**PROMPT**
Copy every line of the listing that holds the string "xlabel".

**ROWS**
——

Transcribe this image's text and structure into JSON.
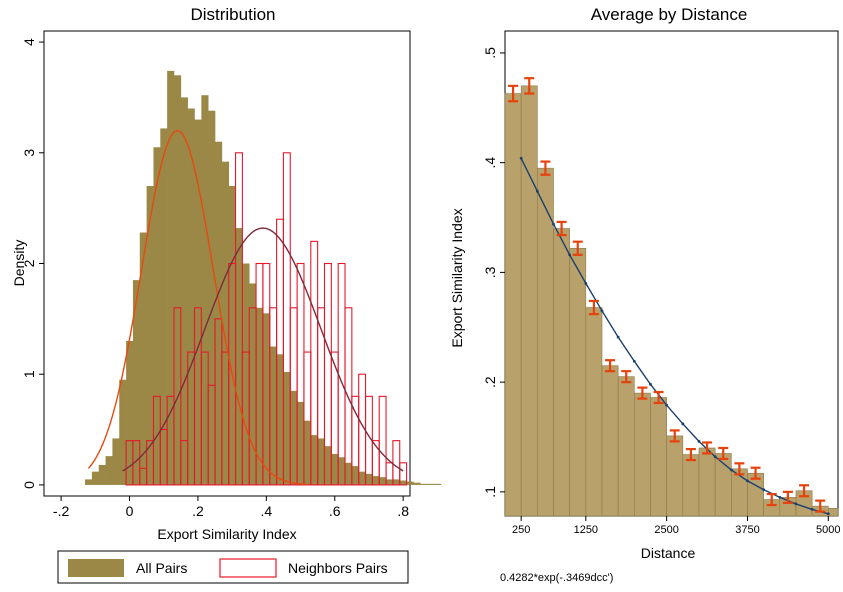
{
  "chart_data": [
    {
      "type": "histogram",
      "title": "Distribution",
      "xlabel": "Export Similarity Index",
      "ylabel": "Density",
      "xlim": [
        -0.25,
        0.82
      ],
      "ylim": [
        -0.1,
        4.1
      ],
      "x_ticks": [
        {
          "v": -0.2,
          "label": "-.2"
        },
        {
          "v": 0,
          "label": "0"
        },
        {
          "v": 0.2,
          "label": ".2"
        },
        {
          "v": 0.4,
          "label": ".4"
        },
        {
          "v": 0.6,
          "label": ".6"
        },
        {
          "v": 0.8,
          "label": ".8"
        }
      ],
      "y_ticks": [
        {
          "v": 0,
          "label": "0"
        },
        {
          "v": 1,
          "label": "1"
        },
        {
          "v": 2,
          "label": "2"
        },
        {
          "v": 3,
          "label": "3"
        },
        {
          "v": 4,
          "label": "4"
        }
      ],
      "legend": {
        "placement": "bottom",
        "entries": [
          {
            "label": "All Pairs",
            "color": "#9b8846",
            "style": "filled"
          },
          {
            "label": "Neighbors Pairs",
            "color": "#e8182c",
            "style": "outline"
          }
        ]
      },
      "series": [
        {
          "name": "All Pairs",
          "color": "#9b8846",
          "bin_start": -0.13,
          "bin_width": 0.02,
          "values": [
            0.05,
            0.12,
            0.18,
            0.26,
            0.42,
            0.95,
            1.3,
            1.85,
            2.28,
            2.7,
            3.05,
            3.22,
            3.74,
            3.7,
            3.5,
            3.4,
            3.3,
            3.52,
            3.38,
            3.1,
            2.92,
            2.7,
            2.32,
            2.0,
            1.82,
            1.6,
            1.55,
            1.25,
            1.18,
            1.02,
            0.85,
            0.75,
            0.58,
            0.45,
            0.42,
            0.35,
            0.28,
            0.25,
            0.2,
            0.17,
            0.12,
            0.1,
            0.08,
            0.07,
            0.05,
            0.05,
            0.04,
            0.03,
            0.02,
            0.01,
            0.01,
            0.01
          ]
        },
        {
          "name": "Neighbors Pairs",
          "color": "#e8182c",
          "bin_start": -0.01,
          "bin_width": 0.02,
          "values": [
            0.4,
            0.4,
            0.15,
            0.4,
            0.8,
            0.5,
            0.8,
            1.6,
            0.4,
            1.2,
            1.6,
            1.2,
            0.9,
            1.5,
            1.2,
            2.0,
            3.0,
            1.2,
            1.6,
            2.0,
            2.0,
            1.6,
            2.4,
            3.0,
            1.6,
            2.0,
            1.2,
            2.2,
            1.6,
            2.0,
            1.2,
            2.0,
            1.6,
            0.8,
            1.0,
            0.8,
            0.4,
            0.8,
            0.2,
            0.4,
            0.2
          ]
        }
      ],
      "normal_curves": [
        {
          "color": "#e64a12",
          "mean": 0.14,
          "peak": 3.2,
          "sd": 0.105,
          "x_start": -0.12,
          "x_end": 0.52
        },
        {
          "color": "#7e2b3c",
          "mean": 0.39,
          "peak": 2.32,
          "sd": 0.17,
          "x_start": -0.02,
          "x_end": 0.8
        }
      ]
    },
    {
      "type": "bar",
      "title": "Average by Distance",
      "xlabel": "Distance",
      "ylabel": "Export Similarity Index",
      "xlim": [
        0,
        5150
      ],
      "ylim": [
        0.078,
        0.52
      ],
      "x_ticks": [
        {
          "v": 250,
          "label": "250"
        },
        {
          "v": 1250,
          "label": "1250"
        },
        {
          "v": 2500,
          "label": "2500"
        },
        {
          "v": 3750,
          "label": "3750"
        },
        {
          "v": 5000,
          "label": "5000"
        }
      ],
      "y_ticks": [
        {
          "v": 0.1,
          "label": ".1"
        },
        {
          "v": 0.2,
          "label": ".2"
        },
        {
          "v": 0.3,
          "label": ".3"
        },
        {
          "v": 0.4,
          "label": ".4"
        },
        {
          "v": 0.5,
          "label": ".5"
        }
      ],
      "bar_color": "#b8a16a",
      "error_color": "#e6420e",
      "fit_color": "#1d3f6e",
      "note": "0.4282*exp(-.3469dcc')",
      "bins": [
        {
          "x0": 0,
          "x1": 250,
          "y": 0.463,
          "err": 0.007
        },
        {
          "x0": 250,
          "x1": 500,
          "y": 0.47,
          "err": 0.007
        },
        {
          "x0": 500,
          "x1": 750,
          "y": 0.395,
          "err": 0.006
        },
        {
          "x0": 750,
          "x1": 1000,
          "y": 0.34,
          "err": 0.006
        },
        {
          "x0": 1000,
          "x1": 1250,
          "y": 0.322,
          "err": 0.006
        },
        {
          "x0": 1250,
          "x1": 1500,
          "y": 0.268,
          "err": 0.006
        },
        {
          "x0": 1500,
          "x1": 1750,
          "y": 0.215,
          "err": 0.005
        },
        {
          "x0": 1750,
          "x1": 2000,
          "y": 0.205,
          "err": 0.005
        },
        {
          "x0": 2000,
          "x1": 2250,
          "y": 0.19,
          "err": 0.005
        },
        {
          "x0": 2250,
          "x1": 2500,
          "y": 0.186,
          "err": 0.005
        },
        {
          "x0": 2500,
          "x1": 2750,
          "y": 0.151,
          "err": 0.005
        },
        {
          "x0": 2750,
          "x1": 3000,
          "y": 0.134,
          "err": 0.005
        },
        {
          "x0": 3000,
          "x1": 3250,
          "y": 0.14,
          "err": 0.005
        },
        {
          "x0": 3250,
          "x1": 3500,
          "y": 0.135,
          "err": 0.005
        },
        {
          "x0": 3500,
          "x1": 3750,
          "y": 0.121,
          "err": 0.005
        },
        {
          "x0": 3750,
          "x1": 4000,
          "y": 0.117,
          "err": 0.005
        },
        {
          "x0": 4000,
          "x1": 4250,
          "y": 0.093,
          "err": 0.005
        },
        {
          "x0": 4250,
          "x1": 4500,
          "y": 0.095,
          "err": 0.005
        },
        {
          "x0": 4500,
          "x1": 4750,
          "y": 0.101,
          "err": 0.005
        },
        {
          "x0": 4750,
          "x1": 5000,
          "y": 0.087,
          "err": 0.005
        },
        {
          "x0": 5000,
          "x1": 5150,
          "y": 0.085,
          "err": 0
        }
      ],
      "fit_curve": {
        "x": [
          250,
          500,
          750,
          1000,
          1250,
          1500,
          1750,
          2000,
          2250,
          2500,
          2750,
          3000,
          3250,
          3500,
          3750,
          4000,
          4250,
          4500,
          4750,
          5000
        ],
        "y": [
          0.404,
          0.374,
          0.344,
          0.316,
          0.29,
          0.265,
          0.241,
          0.219,
          0.198,
          0.179,
          0.162,
          0.146,
          0.132,
          0.12,
          0.11,
          0.102,
          0.095,
          0.089,
          0.084,
          0.08
        ]
      }
    }
  ]
}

——

**REPLY**
      "xlabel": "Export Similarity Index",
      "xlabel": "Distance",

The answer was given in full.